┌─ Records shown

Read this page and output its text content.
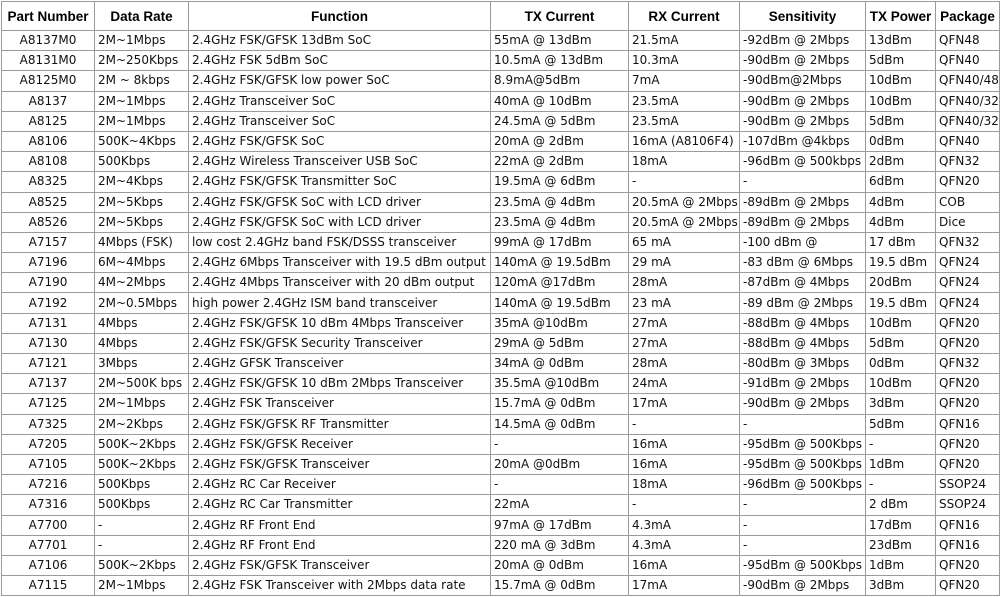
Part Number	Data Rate	Function	TX Current	RX Current	Sensitivity	TX Power	Package
A8137M0	2M~1Mbps	2.4GHz FSK/GFSK 13dBm SoC	55mA @ 13dBm	21.5mA	-92dBm @ 2Mbps	13dBm	QFN48
A8131M0	2M~250Kbps	2.4GHz FSK 5dBm SoC	10.5mA @ 13dBm	10.3mA	-90dBm @ 2Mbps	5dBm	QFN40
A8125M0	2M ~ 8kbps	2.4GHz FSK/GFSK low power SoC	8.9mA@5dBm	7mA	-90dBm@2Mbps	10dBm	QFN40/48
A8137	2M~1Mbps	2.4GHz Transceiver SoC	40mA @ 10dBm	23.5mA	-90dBm @ 2Mbps	10dBm	QFN40/32
A8125	2M~1Mbps	2.4GHz Transceiver SoC	24.5mA @ 5dBm	23.5mA	-90dBm @ 2Mbps	5dBm	QFN40/32
A8106	500K~4Kbps	2.4GHz FSK/GFSK SoC	20mA @ 2dBm	16mA (A8106F4)	-107dBm @4kbps	0dBm	QFN40
A8108	500Kbps	2.4GHz Wireless Transceiver USB SoC	22mA @ 2dBm	18mA	-96dBm @ 500kbps	2dBm	QFN32
A8325	2M~4Kbps	2.4GHz FSK/GFSK Transmitter SoC	19.5mA @ 6dBm	-	-	6dBm	QFN20
A8525	2M~5Kbps	2.4GHz FSK/GFSK SoC with LCD driver	23.5mA @ 4dBm	20.5mA @ 2Mbps	-89dBm @ 2Mbps	4dBm	COB
A8526	2M~5Kbps	2.4GHz FSK/GFSK SoC with LCD driver	23.5mA @ 4dBm	20.5mA @ 2Mbps	-89dBm @ 2Mbps	4dBm	Dice
A7157	4Mbps (FSK)	low cost 2.4GHz band FSK/DSSS transceiver	99mA @ 17dBm	65 mA	-100 dBm @	17 dBm	QFN32
A7196	6M~4Mbps	2.4GHz 6Mbps Transceiver with 19.5 dBm output	140mA @ 19.5dBm	29 mA	-83 dBm @ 6Mbps	19.5 dBm	QFN24
A7190	4M~2Mbps	2.4GHz 4Mbps Transceiver with 20 dBm output	120mA @17dBm	28mA	-87dBm @ 4Mbps	20dBm	QFN24
A7192	2M~0.5Mbps	high power 2.4GHz ISM band transceiver	140mA @ 19.5dBm	23 mA	-89 dBm @ 2Mbps	19.5 dBm	QFN24
A7131	4Mbps	2.4GHz FSK/GFSK 10 dBm 4Mbps Transceiver	35mA @10dBm	27mA	-88dBm @ 4Mbps	10dBm	QFN20
A7130	4Mbps	2.4GHz FSK/GFSK Security Transceiver	29mA @ 5dBm	27mA	-88dBm @ 4Mbps	5dBm	QFN20
A7121	3Mbps	2.4GHz GFSK Transceiver	34mA @ 0dBm	28mA	-80dBm @ 3Mbps	0dBm	QFN32
A7137	2M~500K bps	2.4GHz FSK/GFSK 10 dBm 2Mbps Transceiver	35.5mA @10dBm	24mA	-91dBm @ 2Mbps	10dBm	QFN20
A7125	2M~1Mbps	2.4GHz FSK Transceiver	15.7mA @ 0dBm	17mA	-90dBm @ 2Mbps	3dBm	QFN20
A7325	2M~2Kbps	2.4GHz FSK/GFSK RF Transmitter	14.5mA @ 0dBm	-	-	5dBm	QFN16
A7205	500K~2Kbps	2.4GHz FSK/GFSK Receiver	-	16mA	-95dBm @ 500Kbps	-	QFN20
A7105	500K~2Kbps	2.4GHz FSK/GFSK Transceiver	20mA @0dBm	16mA	-95dBm @ 500Kbps	1dBm	QFN20
A7216	500Kbps	2.4GHz RC Car Receiver	-	18mA	-96dBm @ 500Kbps	-	SSOP24
A7316	500Kbps	2.4GHz RC Car Transmitter	22mA	-	-	2 dBm	SSOP24
A7700	-	2.4GHz RF Front End	97mA @ 17dBm	4.3mA	-	17dBm	QFN16
A7701	-	2.4GHz RF Front End	220 mA @ 3dBm	4.3mA	-	23dBm	QFN16
A7106	500K~2Kbps	2.4GHz FSK/GFSK Transceiver	20mA @ 0dBm	16mA	-95dBm @ 500Kbps	1dBm	QFN20
A7115	2M~1Mbps	2.4GHz FSK Transceiver with 2Mbps data rate	15.7mA @ 0dBm	17mA	-90dBm @ 2Mbps	3dBm	QFN20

└─

◆ **Aim of the exercise**: List all lines where "Transmitter" occurs.

◆ **Expected answer**:
A8325	2M~4Kbps	2.4GHz FSK/GFSK Transmitter SoC	19.5mA @ 6dBm	-	-	6dBm	QFN20
A7325	2M~2Kbps	2.4GHz FSK/GFSK RF Transmitter	14.5mA @ 0dBm	-	-	5dBm	QFN16
A7316	500Kbps	2.4GHz RC Car Transmitter	22mA	-	-	2 dBm	SSOP24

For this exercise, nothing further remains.